* _Task statement_
Leaving out the pictures, transcribe all of the records faithfully.

* _Provided data_
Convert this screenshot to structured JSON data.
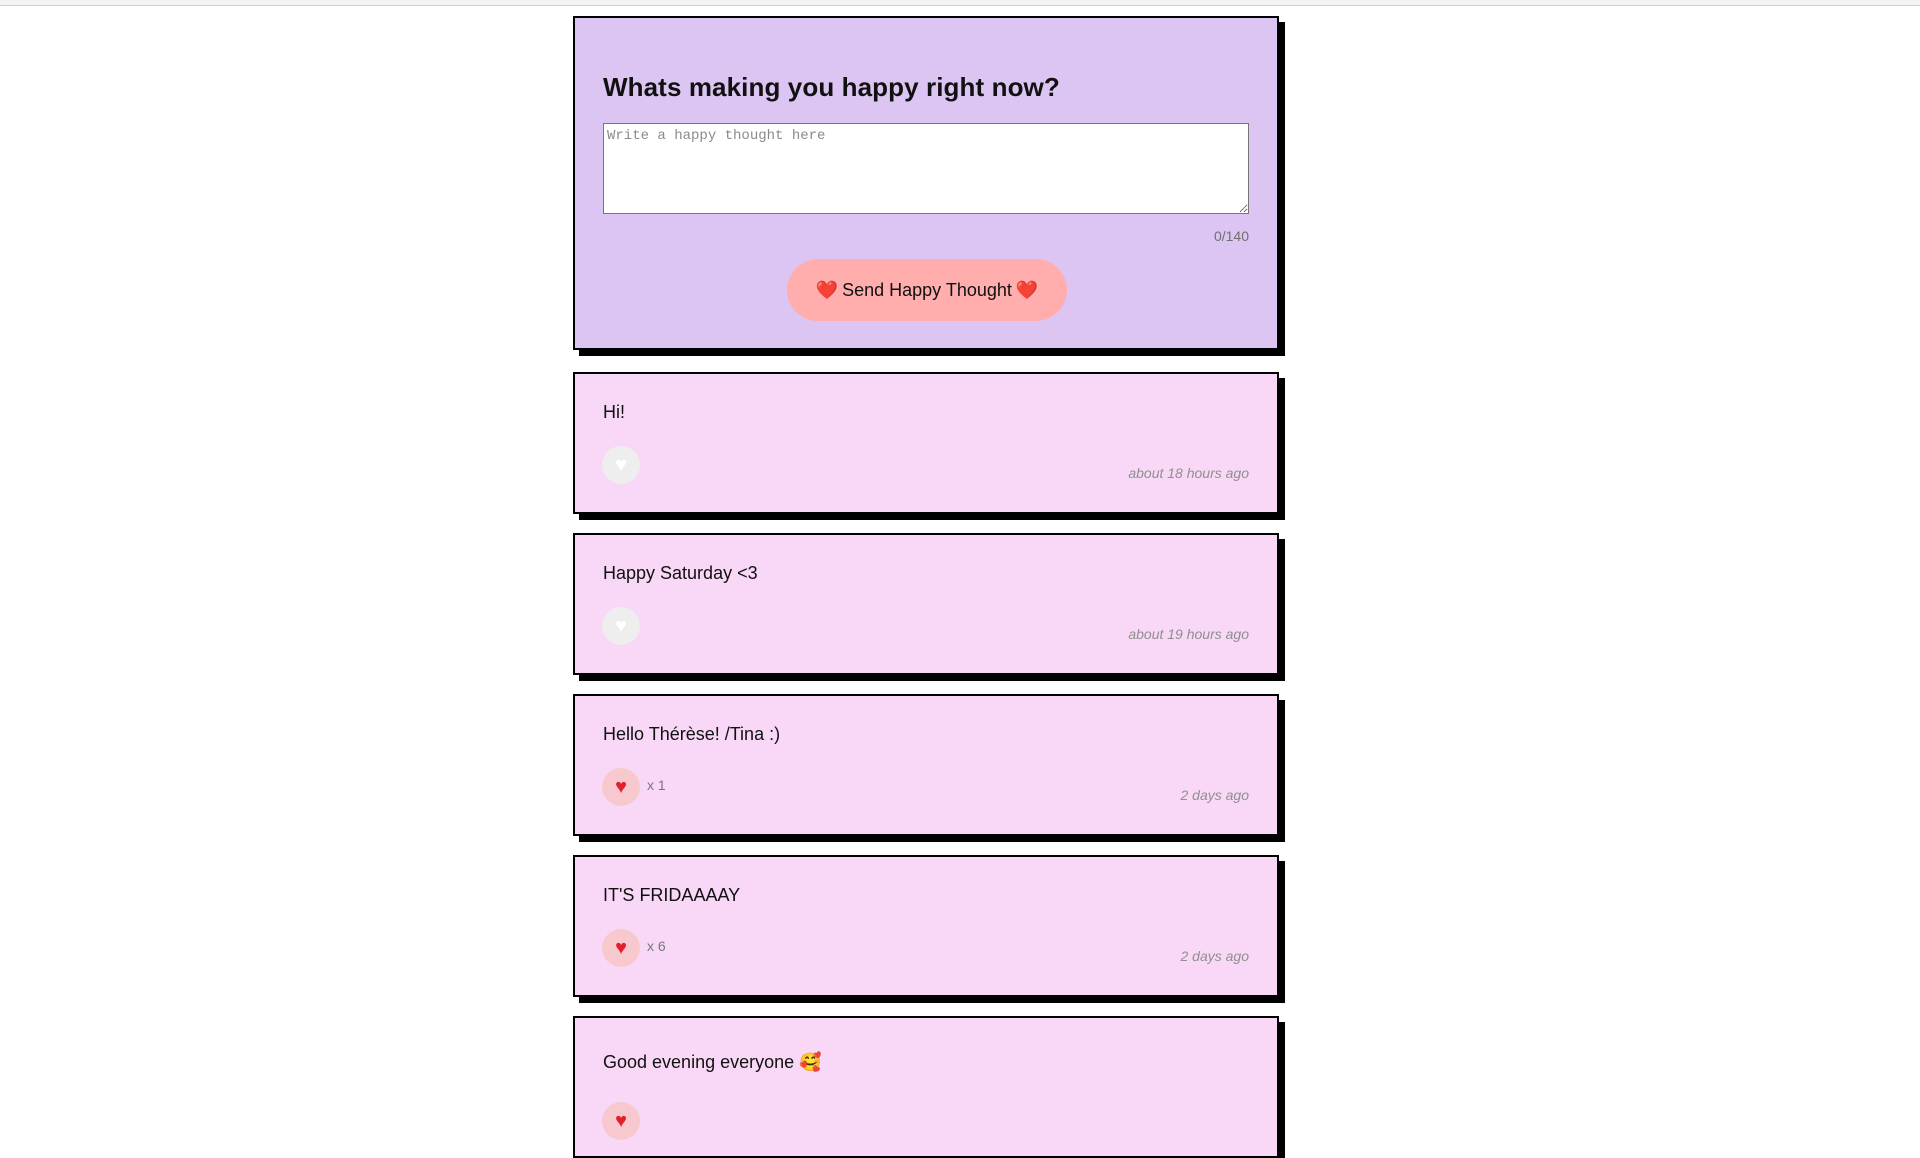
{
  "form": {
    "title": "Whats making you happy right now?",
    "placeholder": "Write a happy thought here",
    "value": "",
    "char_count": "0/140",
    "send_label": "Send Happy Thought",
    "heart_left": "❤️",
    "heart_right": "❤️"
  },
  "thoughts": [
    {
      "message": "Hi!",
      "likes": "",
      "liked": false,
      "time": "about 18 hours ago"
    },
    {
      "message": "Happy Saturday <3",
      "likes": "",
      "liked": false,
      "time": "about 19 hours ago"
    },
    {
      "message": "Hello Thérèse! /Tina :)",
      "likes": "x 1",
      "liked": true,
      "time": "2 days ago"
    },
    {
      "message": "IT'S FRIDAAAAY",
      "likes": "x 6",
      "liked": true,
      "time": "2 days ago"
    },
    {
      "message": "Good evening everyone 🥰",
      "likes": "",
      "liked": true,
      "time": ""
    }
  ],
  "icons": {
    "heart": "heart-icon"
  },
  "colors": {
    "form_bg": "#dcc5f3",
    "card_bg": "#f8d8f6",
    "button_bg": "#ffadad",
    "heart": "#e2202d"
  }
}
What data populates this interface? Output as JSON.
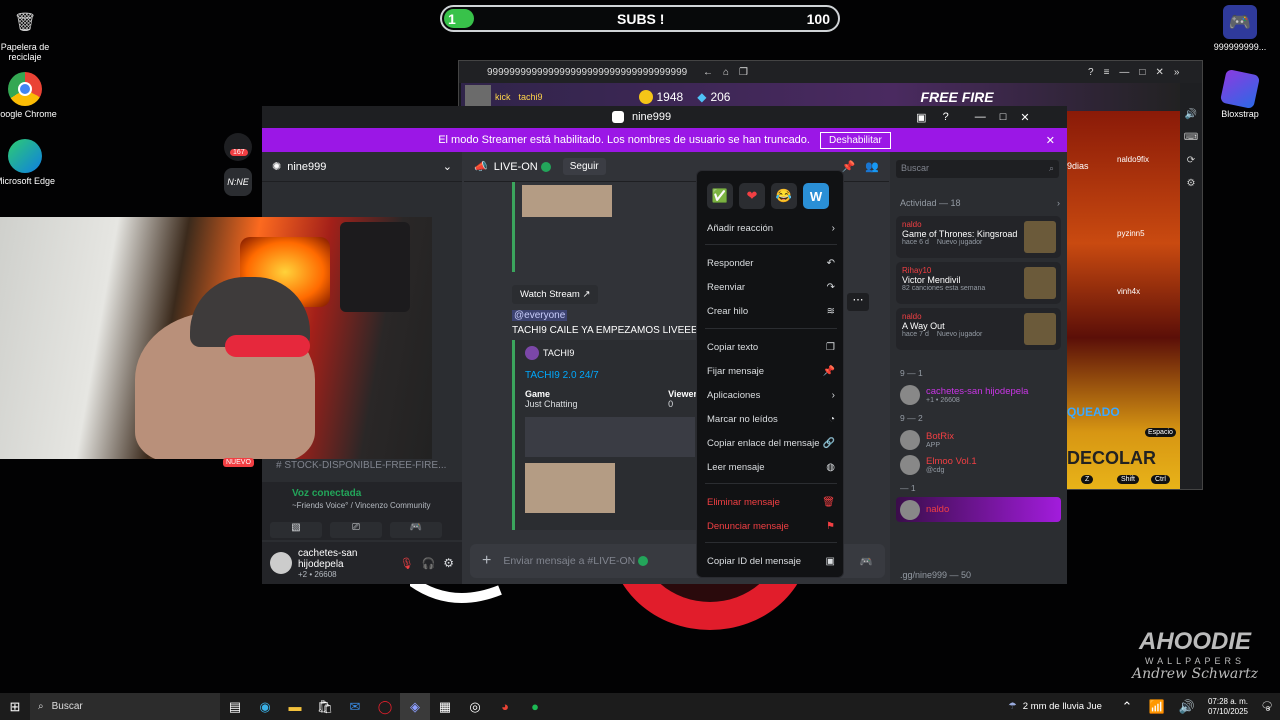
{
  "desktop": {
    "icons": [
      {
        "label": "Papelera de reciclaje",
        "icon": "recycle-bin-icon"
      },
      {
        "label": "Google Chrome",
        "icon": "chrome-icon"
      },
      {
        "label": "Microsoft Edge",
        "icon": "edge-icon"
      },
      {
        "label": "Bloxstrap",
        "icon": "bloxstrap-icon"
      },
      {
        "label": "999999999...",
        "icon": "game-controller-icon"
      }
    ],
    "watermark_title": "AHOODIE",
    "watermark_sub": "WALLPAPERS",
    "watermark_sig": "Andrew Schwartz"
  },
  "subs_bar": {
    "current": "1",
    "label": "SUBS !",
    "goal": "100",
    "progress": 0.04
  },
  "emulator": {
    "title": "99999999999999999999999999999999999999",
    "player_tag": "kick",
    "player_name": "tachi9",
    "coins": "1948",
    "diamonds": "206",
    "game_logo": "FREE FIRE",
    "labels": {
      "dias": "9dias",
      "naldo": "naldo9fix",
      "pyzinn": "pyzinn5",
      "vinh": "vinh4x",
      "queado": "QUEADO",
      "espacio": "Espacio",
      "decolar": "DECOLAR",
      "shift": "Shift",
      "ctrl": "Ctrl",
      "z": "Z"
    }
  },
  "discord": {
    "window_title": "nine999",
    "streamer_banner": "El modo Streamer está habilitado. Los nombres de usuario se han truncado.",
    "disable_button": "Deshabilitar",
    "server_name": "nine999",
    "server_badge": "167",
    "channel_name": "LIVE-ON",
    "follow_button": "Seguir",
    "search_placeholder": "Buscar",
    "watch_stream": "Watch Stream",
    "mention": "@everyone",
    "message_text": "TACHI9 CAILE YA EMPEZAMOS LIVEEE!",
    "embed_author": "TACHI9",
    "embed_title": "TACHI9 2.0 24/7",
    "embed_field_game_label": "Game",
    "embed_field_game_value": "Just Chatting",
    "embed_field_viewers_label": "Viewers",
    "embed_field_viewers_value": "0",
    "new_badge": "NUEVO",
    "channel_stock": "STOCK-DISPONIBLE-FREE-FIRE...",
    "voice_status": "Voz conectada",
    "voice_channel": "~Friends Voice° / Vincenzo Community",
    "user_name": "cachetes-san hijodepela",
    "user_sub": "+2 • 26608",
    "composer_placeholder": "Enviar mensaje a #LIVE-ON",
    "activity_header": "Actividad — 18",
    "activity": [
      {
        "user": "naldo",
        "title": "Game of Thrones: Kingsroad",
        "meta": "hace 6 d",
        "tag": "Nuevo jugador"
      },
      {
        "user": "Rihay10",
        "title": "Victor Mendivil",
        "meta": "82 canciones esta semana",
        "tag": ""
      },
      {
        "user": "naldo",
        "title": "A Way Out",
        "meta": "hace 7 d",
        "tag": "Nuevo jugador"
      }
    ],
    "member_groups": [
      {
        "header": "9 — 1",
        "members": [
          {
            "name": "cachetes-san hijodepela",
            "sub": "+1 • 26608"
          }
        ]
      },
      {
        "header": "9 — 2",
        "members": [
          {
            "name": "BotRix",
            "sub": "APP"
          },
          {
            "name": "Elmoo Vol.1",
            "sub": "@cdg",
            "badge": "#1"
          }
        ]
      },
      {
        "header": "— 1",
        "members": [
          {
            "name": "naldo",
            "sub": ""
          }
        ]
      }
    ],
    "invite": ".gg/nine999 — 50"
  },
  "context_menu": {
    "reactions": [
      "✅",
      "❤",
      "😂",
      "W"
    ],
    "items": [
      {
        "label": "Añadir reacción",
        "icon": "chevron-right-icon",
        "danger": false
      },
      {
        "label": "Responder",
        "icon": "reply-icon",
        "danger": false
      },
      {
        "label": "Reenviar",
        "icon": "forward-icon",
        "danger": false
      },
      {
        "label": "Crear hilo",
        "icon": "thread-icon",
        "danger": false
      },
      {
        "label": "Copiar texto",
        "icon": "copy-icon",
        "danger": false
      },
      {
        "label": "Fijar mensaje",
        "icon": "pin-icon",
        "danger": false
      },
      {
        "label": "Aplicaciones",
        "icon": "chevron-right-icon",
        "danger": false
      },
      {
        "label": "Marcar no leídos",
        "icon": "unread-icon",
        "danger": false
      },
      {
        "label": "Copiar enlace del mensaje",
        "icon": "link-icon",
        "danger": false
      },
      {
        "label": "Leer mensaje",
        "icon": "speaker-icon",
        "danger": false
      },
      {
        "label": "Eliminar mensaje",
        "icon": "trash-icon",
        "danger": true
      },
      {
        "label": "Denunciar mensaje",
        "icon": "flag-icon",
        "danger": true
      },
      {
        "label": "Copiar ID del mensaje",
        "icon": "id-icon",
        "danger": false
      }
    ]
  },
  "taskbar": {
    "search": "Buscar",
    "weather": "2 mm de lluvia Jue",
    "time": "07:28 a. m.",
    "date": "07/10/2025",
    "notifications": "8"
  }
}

* _In response_
Convert this screenshot to structured JSON data.
{
  "form": {
    "title": "Whats making you happy right now?",
    "placeholder": "Write a happy thought here",
    "value": "",
    "char_count": "0/140",
    "send_label": "Send Happy Thought",
    "heart_left": "❤️",
    "heart_right": "❤️"
  },
  "thoughts": [
    {
      "message": "Hi!",
      "likes": "",
      "liked": false,
      "time": "about 18 hours ago"
    },
    {
      "message": "Happy Saturday <3",
      "likes": "",
      "liked": false,
      "time": "about 19 hours ago"
    },
    {
      "message": "Hello Thérèse! /Tina :)",
      "likes": "x 1",
      "liked": true,
      "time": "2 days ago"
    },
    {
      "message": "IT'S FRIDAAAAY",
      "likes": "x 6",
      "liked": true,
      "time": "2 days ago"
    },
    {
      "message": "Good evening everyone 🥰",
      "likes": "",
      "liked": true,
      "time": ""
    }
  ],
  "icons": {
    "heart": "heart-icon"
  },
  "colors": {
    "form_bg": "#dcc5f3",
    "card_bg": "#f8d8f6",
    "button_bg": "#ffadad",
    "heart": "#e2202d"
  }
}
What data populates this interface? Output as JSON.
{
  "desktop": {
    "icons": [
      {
        "label": "Papelera de reciclaje",
        "icon": "recycle-bin-icon"
      },
      {
        "label": "Google Chrome",
        "icon": "chrome-icon"
      },
      {
        "label": "Microsoft Edge",
        "icon": "edge-icon"
      },
      {
        "label": "Bloxstrap",
        "icon": "bloxstrap-icon"
      },
      {
        "label": "999999999...",
        "icon": "game-controller-icon"
      }
    ],
    "watermark_title": "AHOODIE",
    "watermark_sub": "WALLPAPERS",
    "watermark_sig": "Andrew Schwartz"
  },
  "subs_bar": {
    "current": "1",
    "label": "SUBS !",
    "goal": "100",
    "progress": 0.04
  },
  "emulator": {
    "title": "99999999999999999999999999999999999999",
    "player_tag": "kick",
    "player_name": "tachi9",
    "coins": "1948",
    "diamonds": "206",
    "game_logo": "FREE FIRE",
    "labels": {
      "dias": "9dias",
      "naldo": "naldo9fix",
      "pyzinn": "pyzinn5",
      "vinh": "vinh4x",
      "queado": "QUEADO",
      "espacio": "Espacio",
      "decolar": "DECOLAR",
      "shift": "Shift",
      "ctrl": "Ctrl",
      "z": "Z"
    }
  },
  "discord": {
    "window_title": "nine999",
    "streamer_banner": "El modo Streamer está habilitado. Los nombres de usuario se han truncado.",
    "disable_button": "Deshabilitar",
    "server_name": "nine999",
    "server_badge": "167",
    "channel_name": "LIVE-ON",
    "follow_button": "Seguir",
    "search_placeholder": "Buscar",
    "watch_stream": "Watch Stream",
    "mention": "@everyone",
    "message_text": "TACHI9 CAILE YA EMPEZAMOS LIVEEE!",
    "embed_author": "TACHI9",
    "embed_title": "TACHI9 2.0 24/7",
    "embed_field_game_label": "Game",
    "embed_field_game_value": "Just Chatting",
    "embed_field_viewers_label": "Viewers",
    "embed_field_viewers_value": "0",
    "new_badge": "NUEVO",
    "channel_stock": "STOCK-DISPONIBLE-FREE-FIRE...",
    "voice_status": "Voz conectada",
    "voice_channel": "~Friends Voice° / Vincenzo Community",
    "user_name": "cachetes-san hijodepela",
    "user_sub": "+2 • 26608",
    "composer_placeholder": "Enviar mensaje a #LIVE-ON",
    "activity_header": "Actividad — 18",
    "activity": [
      {
        "user": "naldo",
        "title": "Game of Thrones: Kingsroad",
        "meta": "hace 6 d",
        "tag": "Nuevo jugador"
      },
      {
        "user": "Rihay10",
        "title": "Victor Mendivil",
        "meta": "82 canciones esta semana",
        "tag": ""
      },
      {
        "user": "naldo",
        "title": "A Way Out",
        "meta": "hace 7 d",
        "tag": "Nuevo jugador"
      }
    ],
    "member_groups": [
      {
        "header": "9 — 1",
        "members": [
          {
            "name": "cachetes-san hijodepela",
            "sub": "+1 • 26608"
          }
        ]
      },
      {
        "header": "9 — 2",
        "members": [
          {
            "name": "BotRix",
            "sub": "APP"
          },
          {
            "name": "Elmoo Vol.1",
            "sub": "@cdg",
            "badge": "#1"
          }
        ]
      },
      {
        "header": "— 1",
        "members": [
          {
            "name": "naldo",
            "sub": ""
          }
        ]
      }
    ],
    "invite": ".gg/nine999 — 50"
  },
  "context_menu": {
    "reactions": [
      "✅",
      "❤",
      "😂",
      "W"
    ],
    "items": [
      {
        "label": "Añadir reacción",
        "icon": "chevron-right-icon",
        "danger": false
      },
      {
        "label": "Responder",
        "icon": "reply-icon",
        "danger": false
      },
      {
        "label": "Reenviar",
        "icon": "forward-icon",
        "danger": false
      },
      {
        "label": "Crear hilo",
        "icon": "thread-icon",
        "danger": false
      },
      {
        "label": "Copiar texto",
        "icon": "copy-icon",
        "danger": false
      },
      {
        "label": "Fijar mensaje",
        "icon": "pin-icon",
        "danger": false
      },
      {
        "label": "Aplicaciones",
        "icon": "chevron-right-icon",
        "danger": false
      },
      {
        "label": "Marcar no leídos",
        "icon": "unread-icon",
        "danger": false
      },
      {
        "label": "Copiar enlace del mensaje",
        "icon": "link-icon",
        "danger": false
      },
      {
        "label": "Leer mensaje",
        "icon": "speaker-icon",
        "danger": false
      },
      {
        "label": "Eliminar mensaje",
        "icon": "trash-icon",
        "danger": true
      },
      {
        "label": "Denunciar mensaje",
        "icon": "flag-icon",
        "danger": true
      },
      {
        "label": "Copiar ID del mensaje",
        "icon": "id-icon",
        "danger": false
      }
    ]
  },
  "taskbar": {
    "search": "Buscar",
    "weather": "2 mm de lluvia Jue",
    "time": "07:28 a. m.",
    "date": "07/10/2025",
    "notifications": "8"
  }
}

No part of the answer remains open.